• [EXERCISE]
All of the data below should be written out exactly.

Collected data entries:
== == ==

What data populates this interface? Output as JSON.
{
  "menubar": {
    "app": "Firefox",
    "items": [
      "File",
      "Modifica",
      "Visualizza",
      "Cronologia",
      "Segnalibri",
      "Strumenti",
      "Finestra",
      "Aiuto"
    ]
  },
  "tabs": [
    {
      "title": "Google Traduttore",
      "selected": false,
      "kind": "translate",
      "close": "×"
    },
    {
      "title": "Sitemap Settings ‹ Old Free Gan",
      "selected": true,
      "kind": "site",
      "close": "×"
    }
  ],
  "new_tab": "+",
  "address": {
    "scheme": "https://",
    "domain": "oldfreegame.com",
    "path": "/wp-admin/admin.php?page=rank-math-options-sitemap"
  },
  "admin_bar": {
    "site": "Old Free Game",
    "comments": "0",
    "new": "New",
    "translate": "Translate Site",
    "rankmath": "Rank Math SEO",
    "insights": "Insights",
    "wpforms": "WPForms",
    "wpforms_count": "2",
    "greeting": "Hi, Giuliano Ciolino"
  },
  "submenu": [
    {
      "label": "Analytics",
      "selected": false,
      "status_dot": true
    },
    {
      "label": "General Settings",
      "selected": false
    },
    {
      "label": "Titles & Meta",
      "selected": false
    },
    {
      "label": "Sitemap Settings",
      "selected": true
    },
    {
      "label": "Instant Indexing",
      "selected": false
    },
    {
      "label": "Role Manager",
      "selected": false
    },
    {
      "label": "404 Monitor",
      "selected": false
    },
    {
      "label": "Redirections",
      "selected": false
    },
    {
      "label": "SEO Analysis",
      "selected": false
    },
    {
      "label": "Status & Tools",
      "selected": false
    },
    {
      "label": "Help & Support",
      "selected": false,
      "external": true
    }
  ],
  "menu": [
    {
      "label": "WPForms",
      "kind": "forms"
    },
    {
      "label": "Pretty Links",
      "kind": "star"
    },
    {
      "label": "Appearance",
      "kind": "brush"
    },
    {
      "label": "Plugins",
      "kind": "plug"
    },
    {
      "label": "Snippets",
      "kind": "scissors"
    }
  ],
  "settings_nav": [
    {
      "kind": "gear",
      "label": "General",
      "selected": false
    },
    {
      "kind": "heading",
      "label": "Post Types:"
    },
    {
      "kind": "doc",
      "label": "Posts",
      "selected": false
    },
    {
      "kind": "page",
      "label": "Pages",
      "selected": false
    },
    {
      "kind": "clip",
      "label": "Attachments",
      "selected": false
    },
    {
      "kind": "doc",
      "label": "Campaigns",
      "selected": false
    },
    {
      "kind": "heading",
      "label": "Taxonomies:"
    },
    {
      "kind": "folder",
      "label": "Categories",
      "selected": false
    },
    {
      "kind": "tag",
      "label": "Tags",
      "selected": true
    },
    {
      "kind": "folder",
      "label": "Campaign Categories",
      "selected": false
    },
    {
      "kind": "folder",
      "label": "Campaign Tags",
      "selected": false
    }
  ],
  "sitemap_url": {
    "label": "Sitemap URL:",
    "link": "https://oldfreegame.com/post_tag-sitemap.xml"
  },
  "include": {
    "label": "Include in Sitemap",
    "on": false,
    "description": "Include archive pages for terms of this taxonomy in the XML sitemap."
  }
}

== == ==

• [WORKED ANSWER]
What data populates this interface? Output as JSON.
{
  "menubar": {
    "app": "Firefox",
    "items": [
      "File",
      "Modifica",
      "Visualizza",
      "Cronologia",
      "Segnalibri",
      "Strumenti",
      "Finestra",
      "Aiuto"
    ]
  },
  "tabs": [
    {
      "title": "Google Traduttore",
      "selected": false,
      "kind": "translate",
      "close": "×"
    },
    {
      "title": "Sitemap Settings ‹ Old Free Gan",
      "selected": true,
      "kind": "site",
      "close": "×"
    }
  ],
  "new_tab": "+",
  "address": {
    "scheme": "https://",
    "domain": "oldfreegame.com",
    "path": "/wp-admin/admin.php?page=rank-math-options-sitemap"
  },
  "admin_bar": {
    "site": "Old Free Game",
    "comments": "0",
    "new": "New",
    "translate": "Translate Site",
    "rankmath": "Rank Math SEO",
    "insights": "Insights",
    "wpforms": "WPForms",
    "wpforms_count": "2",
    "greeting": "Hi, Giuliano Ciolino"
  },
  "submenu": [
    {
      "label": "Analytics",
      "selected": false,
      "status_dot": true
    },
    {
      "label": "General Settings",
      "selected": false
    },
    {
      "label": "Titles & Meta",
      "selected": false
    },
    {
      "label": "Sitemap Settings",
      "selected": true
    },
    {
      "label": "Instant Indexing",
      "selected": false
    },
    {
      "label": "Role Manager",
      "selected": false
    },
    {
      "label": "404 Monitor",
      "selected": false
    },
    {
      "label": "Redirections",
      "selected": false
    },
    {
      "label": "SEO Analysis",
      "selected": false
    },
    {
      "label": "Status & Tools",
      "selected": false
    },
    {
      "label": "Help & Support",
      "selected": false,
      "external": true
    }
  ],
  "menu": [
    {
      "label": "WPForms",
      "kind": "forms"
    },
    {
      "label": "Pretty Links",
      "kind": "star"
    },
    {
      "label": "Appearance",
      "kind": "brush"
    },
    {
      "label": "Plugins",
      "kind": "plug"
    },
    {
      "label": "Snippets",
      "kind": "scissors"
    }
  ],
  "settings_nav": [
    {
      "kind": "gear",
      "label": "General",
      "selected": false
    },
    {
      "kind": "heading",
      "label": "Post Types:"
    },
    {
      "kind": "doc",
      "label": "Posts",
      "selected": false
    },
    {
      "kind": "page",
      "label": "Pages",
      "selected": false
    },
    {
      "kind": "clip",
      "label": "Attachments",
      "selected": false
    },
    {
      "kind": "doc",
      "label": "Campaigns",
      "selected": false
    },
    {
      "kind": "heading",
      "label": "Taxonomies:"
    },
    {
      "kind": "folder",
      "label": "Categories",
      "selected": false
    },
    {
      "kind": "tag",
      "label": "Tags",
      "selected": true
    },
    {
      "kind": "folder",
      "label": "Campaign Categories",
      "selected": false
    },
    {
      "kind": "folder",
      "label": "Campaign Tags",
      "selected": false
    }
  ],
  "sitemap_url": {
    "label": "Sitemap URL:",
    "link": "https://oldfreegame.com/post_tag-sitemap.xml"
  },
  "include": {
    "label": "Include in Sitemap",
    "on": false,
    "description": "Include archive pages for terms of this taxonomy in the XML sitemap."
  }
}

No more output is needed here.